> _What is expected_: Reproduce the material below, swapping every "interactable" for "clickable" and leaving everything else unchanged.

==== Source material

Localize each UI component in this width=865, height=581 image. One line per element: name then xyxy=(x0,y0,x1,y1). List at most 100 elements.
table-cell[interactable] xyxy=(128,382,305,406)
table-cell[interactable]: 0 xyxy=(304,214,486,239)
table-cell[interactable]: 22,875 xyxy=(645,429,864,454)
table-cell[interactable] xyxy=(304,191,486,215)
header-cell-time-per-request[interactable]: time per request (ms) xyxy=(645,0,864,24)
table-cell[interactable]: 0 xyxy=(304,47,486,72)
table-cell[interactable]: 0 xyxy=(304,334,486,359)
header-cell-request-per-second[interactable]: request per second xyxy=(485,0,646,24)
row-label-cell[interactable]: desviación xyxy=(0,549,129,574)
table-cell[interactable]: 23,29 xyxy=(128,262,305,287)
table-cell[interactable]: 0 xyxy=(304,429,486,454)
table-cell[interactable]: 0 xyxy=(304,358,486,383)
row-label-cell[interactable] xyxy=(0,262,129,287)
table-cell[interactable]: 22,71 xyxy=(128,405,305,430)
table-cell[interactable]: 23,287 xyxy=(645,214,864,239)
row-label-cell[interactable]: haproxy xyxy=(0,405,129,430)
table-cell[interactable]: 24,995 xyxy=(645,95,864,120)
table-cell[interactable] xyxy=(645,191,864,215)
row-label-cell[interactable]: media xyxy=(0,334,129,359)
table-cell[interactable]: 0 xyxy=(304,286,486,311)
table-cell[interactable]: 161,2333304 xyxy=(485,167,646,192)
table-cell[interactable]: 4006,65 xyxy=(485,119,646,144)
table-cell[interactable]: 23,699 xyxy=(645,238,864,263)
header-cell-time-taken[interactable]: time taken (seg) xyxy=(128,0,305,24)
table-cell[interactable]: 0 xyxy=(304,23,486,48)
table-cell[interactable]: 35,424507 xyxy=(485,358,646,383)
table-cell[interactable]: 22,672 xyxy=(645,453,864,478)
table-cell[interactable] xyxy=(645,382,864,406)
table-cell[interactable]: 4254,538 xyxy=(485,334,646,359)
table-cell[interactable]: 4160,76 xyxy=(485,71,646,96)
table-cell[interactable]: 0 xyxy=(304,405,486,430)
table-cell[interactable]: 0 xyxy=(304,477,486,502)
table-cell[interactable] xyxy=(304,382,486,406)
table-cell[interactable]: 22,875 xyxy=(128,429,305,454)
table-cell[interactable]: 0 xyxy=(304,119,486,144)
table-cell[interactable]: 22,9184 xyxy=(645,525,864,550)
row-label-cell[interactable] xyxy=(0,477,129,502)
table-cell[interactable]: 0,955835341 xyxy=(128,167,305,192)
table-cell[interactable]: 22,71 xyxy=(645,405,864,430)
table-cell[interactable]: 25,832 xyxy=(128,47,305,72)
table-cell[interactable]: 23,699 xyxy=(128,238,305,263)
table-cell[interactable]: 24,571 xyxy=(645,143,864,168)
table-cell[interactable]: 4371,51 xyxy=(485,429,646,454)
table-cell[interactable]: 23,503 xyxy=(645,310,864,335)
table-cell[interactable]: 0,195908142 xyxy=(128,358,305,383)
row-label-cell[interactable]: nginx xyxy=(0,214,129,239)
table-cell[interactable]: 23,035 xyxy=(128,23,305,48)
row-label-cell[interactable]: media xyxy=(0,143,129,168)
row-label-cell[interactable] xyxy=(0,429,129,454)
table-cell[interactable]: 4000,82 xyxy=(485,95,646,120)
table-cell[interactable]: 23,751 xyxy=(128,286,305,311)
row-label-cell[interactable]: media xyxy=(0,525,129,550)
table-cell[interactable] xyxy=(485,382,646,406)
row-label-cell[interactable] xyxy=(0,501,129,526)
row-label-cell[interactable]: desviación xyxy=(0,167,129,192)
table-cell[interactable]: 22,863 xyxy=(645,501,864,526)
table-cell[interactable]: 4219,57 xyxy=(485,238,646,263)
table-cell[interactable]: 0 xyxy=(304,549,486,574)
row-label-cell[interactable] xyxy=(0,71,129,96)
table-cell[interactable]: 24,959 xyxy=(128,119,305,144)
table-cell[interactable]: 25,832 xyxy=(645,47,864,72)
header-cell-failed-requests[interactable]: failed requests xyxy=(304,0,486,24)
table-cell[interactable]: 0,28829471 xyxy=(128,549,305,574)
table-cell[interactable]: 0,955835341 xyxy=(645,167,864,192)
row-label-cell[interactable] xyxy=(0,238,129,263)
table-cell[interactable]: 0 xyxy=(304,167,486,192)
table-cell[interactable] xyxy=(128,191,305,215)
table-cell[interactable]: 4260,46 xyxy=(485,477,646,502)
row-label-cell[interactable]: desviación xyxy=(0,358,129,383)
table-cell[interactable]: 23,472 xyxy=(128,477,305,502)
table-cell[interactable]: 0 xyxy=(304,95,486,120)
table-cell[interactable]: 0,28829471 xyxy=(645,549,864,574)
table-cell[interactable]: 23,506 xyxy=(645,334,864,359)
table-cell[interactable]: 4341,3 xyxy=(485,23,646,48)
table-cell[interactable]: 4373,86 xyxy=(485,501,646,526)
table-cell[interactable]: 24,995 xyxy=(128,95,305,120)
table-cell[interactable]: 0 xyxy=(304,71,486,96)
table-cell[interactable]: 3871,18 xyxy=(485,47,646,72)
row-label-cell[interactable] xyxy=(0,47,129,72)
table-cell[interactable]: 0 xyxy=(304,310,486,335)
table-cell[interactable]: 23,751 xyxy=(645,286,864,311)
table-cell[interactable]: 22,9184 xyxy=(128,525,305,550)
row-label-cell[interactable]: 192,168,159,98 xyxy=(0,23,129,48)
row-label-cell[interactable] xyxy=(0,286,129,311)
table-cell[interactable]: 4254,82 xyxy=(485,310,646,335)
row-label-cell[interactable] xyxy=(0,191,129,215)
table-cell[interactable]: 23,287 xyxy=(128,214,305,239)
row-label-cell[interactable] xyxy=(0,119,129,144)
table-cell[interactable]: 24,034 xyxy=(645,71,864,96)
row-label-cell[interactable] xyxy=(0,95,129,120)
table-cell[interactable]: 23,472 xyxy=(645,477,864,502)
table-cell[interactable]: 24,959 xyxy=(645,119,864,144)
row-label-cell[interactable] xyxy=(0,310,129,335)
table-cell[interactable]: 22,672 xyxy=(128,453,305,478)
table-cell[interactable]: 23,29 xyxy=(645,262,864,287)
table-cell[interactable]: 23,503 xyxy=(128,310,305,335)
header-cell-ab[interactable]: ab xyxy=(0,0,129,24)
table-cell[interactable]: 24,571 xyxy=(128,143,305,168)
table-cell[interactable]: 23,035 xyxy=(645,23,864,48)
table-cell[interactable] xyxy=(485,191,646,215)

========

> _Task solution_:
Localize each UI component in this width=865, height=581 image. One line per element: name then xyxy=(x0,y0,x1,y1). List at most 100 elements.
table-cell[clickable] xyxy=(128,382,305,406)
table-cell[clickable]: 0 xyxy=(304,214,486,239)
table-cell[clickable]: 22,875 xyxy=(645,429,864,454)
table-cell[clickable] xyxy=(304,191,486,215)
header-cell-time-per-request[clickable]: time per request (ms) xyxy=(645,0,864,24)
table-cell[clickable]: 0 xyxy=(304,47,486,72)
table-cell[clickable]: 0 xyxy=(304,334,486,359)
header-cell-request-per-second[clickable]: request per second xyxy=(485,0,646,24)
row-label-cell[clickable]: desviación xyxy=(0,549,129,574)
table-cell[clickable]: 23,29 xyxy=(128,262,305,287)
table-cell[clickable]: 0 xyxy=(304,429,486,454)
table-cell[clickable]: 0 xyxy=(304,358,486,383)
row-label-cell[clickable] xyxy=(0,262,129,287)
table-cell[clickable]: 22,71 xyxy=(128,405,305,430)
table-cell[clickable]: 23,287 xyxy=(645,214,864,239)
row-label-cell[clickable]: haproxy xyxy=(0,405,129,430)
table-cell[clickable]: 24,995 xyxy=(645,95,864,120)
table-cell[clickable] xyxy=(645,191,864,215)
row-label-cell[clickable]: media xyxy=(0,334,129,359)
table-cell[clickable]: 0 xyxy=(304,286,486,311)
table-cell[clickable]: 161,2333304 xyxy=(485,167,646,192)
table-cell[clickable]: 4006,65 xyxy=(485,119,646,144)
table-cell[clickable]: 23,699 xyxy=(645,238,864,263)
header-cell-time-taken[clickable]: time taken (seg) xyxy=(128,0,305,24)
table-cell[clickable]: 0 xyxy=(304,23,486,48)
table-cell[clickable]: 35,424507 xyxy=(485,358,646,383)
table-cell[clickable]: 22,672 xyxy=(645,453,864,478)
table-cell[clickable] xyxy=(645,382,864,406)
table-cell[clickable]: 4254,538 xyxy=(485,334,646,359)
table-cell[clickable]: 4160,76 xyxy=(485,71,646,96)
table-cell[clickable]: 0 xyxy=(304,405,486,430)
table-cell[clickable]: 0 xyxy=(304,477,486,502)
table-cell[clickable] xyxy=(304,382,486,406)
table-cell[clickable]: 22,875 xyxy=(128,429,305,454)
table-cell[clickable]: 0 xyxy=(304,119,486,144)
table-cell[clickable]: 22,9184 xyxy=(645,525,864,550)
row-label-cell[clickable] xyxy=(0,477,129,502)
table-cell[clickable]: 0,955835341 xyxy=(128,167,305,192)
table-cell[clickable]: 22,71 xyxy=(645,405,864,430)
table-cell[clickable]: 25,832 xyxy=(128,47,305,72)
table-cell[clickable]: 23,699 xyxy=(128,238,305,263)
table-cell[clickable]: 24,571 xyxy=(645,143,864,168)
table-cell[clickable]: 4371,51 xyxy=(485,429,646,454)
table-cell[clickable]: 23,503 xyxy=(645,310,864,335)
table-cell[clickable]: 0,195908142 xyxy=(128,358,305,383)
row-label-cell[clickable]: nginx xyxy=(0,214,129,239)
table-cell[clickable]: 23,035 xyxy=(128,23,305,48)
row-label-cell[clickable]: media xyxy=(0,143,129,168)
row-label-cell[clickable] xyxy=(0,429,129,454)
table-cell[clickable]: 4000,82 xyxy=(485,95,646,120)
table-cell[clickable]: 23,751 xyxy=(128,286,305,311)
row-label-cell[clickable]: media xyxy=(0,525,129,550)
table-cell[clickable] xyxy=(485,382,646,406)
row-label-cell[clickable] xyxy=(0,501,129,526)
row-label-cell[clickable]: desviación xyxy=(0,167,129,192)
table-cell[clickable]: 22,863 xyxy=(645,501,864,526)
table-cell[clickable]: 4219,57 xyxy=(485,238,646,263)
table-cell[clickable]: 0 xyxy=(304,549,486,574)
row-label-cell[clickable] xyxy=(0,71,129,96)
table-cell[clickable]: 24,959 xyxy=(128,119,305,144)
table-cell[clickable]: 25,832 xyxy=(645,47,864,72)
header-cell-failed-requests[clickable]: failed requests xyxy=(304,0,486,24)
table-cell[clickable]: 0,28829471 xyxy=(128,549,305,574)
table-cell[clickable]: 0,955835341 xyxy=(645,167,864,192)
row-label-cell[clickable] xyxy=(0,238,129,263)
table-cell[clickable]: 0 xyxy=(304,167,486,192)
table-cell[clickable] xyxy=(128,191,305,215)
table-cell[clickable]: 4260,46 xyxy=(485,477,646,502)
row-label-cell[clickable]: desviación xyxy=(0,358,129,383)
table-cell[clickable]: 23,472 xyxy=(128,477,305,502)
table-cell[clickable]: 0 xyxy=(304,95,486,120)
table-cell[clickable]: 0,28829471 xyxy=(645,549,864,574)
table-cell[clickable]: 23,506 xyxy=(645,334,864,359)
table-cell[clickable]: 4341,3 xyxy=(485,23,646,48)
table-cell[clickable]: 4373,86 xyxy=(485,501,646,526)
table-cell[clickable]: 24,995 xyxy=(128,95,305,120)
table-cell[clickable]: 0 xyxy=(304,71,486,96)
table-cell[clickable]: 3871,18 xyxy=(485,47,646,72)
row-label-cell[clickable] xyxy=(0,47,129,72)
table-cell[clickable]: 0 xyxy=(304,310,486,335)
table-cell[clickable]: 23,751 xyxy=(645,286,864,311)
table-cell[clickable]: 22,9184 xyxy=(128,525,305,550)
row-label-cell[clickable]: 192,168,159,98 xyxy=(0,23,129,48)
row-label-cell[clickable] xyxy=(0,286,129,311)
table-cell[clickable]: 4254,82 xyxy=(485,310,646,335)
row-label-cell[clickable] xyxy=(0,191,129,215)
table-cell[clickable]: 23,287 xyxy=(128,214,305,239)
row-label-cell[clickable] xyxy=(0,119,129,144)
table-cell[clickable]: 24,034 xyxy=(645,71,864,96)
row-label-cell[clickable] xyxy=(0,95,129,120)
table-cell[clickable]: 23,472 xyxy=(645,477,864,502)
table-cell[clickable]: 24,959 xyxy=(645,119,864,144)
row-label-cell[clickable] xyxy=(0,310,129,335)
table-cell[clickable]: 22,672 xyxy=(128,453,305,478)
table-cell[clickable]: 23,29 xyxy=(645,262,864,287)
table-cell[clickable]: 23,503 xyxy=(128,310,305,335)
header-cell-ab[clickable]: ab xyxy=(0,0,129,24)
table-cell[clickable]: 24,571 xyxy=(128,143,305,168)
table-cell[clickable]: 23,035 xyxy=(645,23,864,48)
table-cell[clickable] xyxy=(485,191,646,215)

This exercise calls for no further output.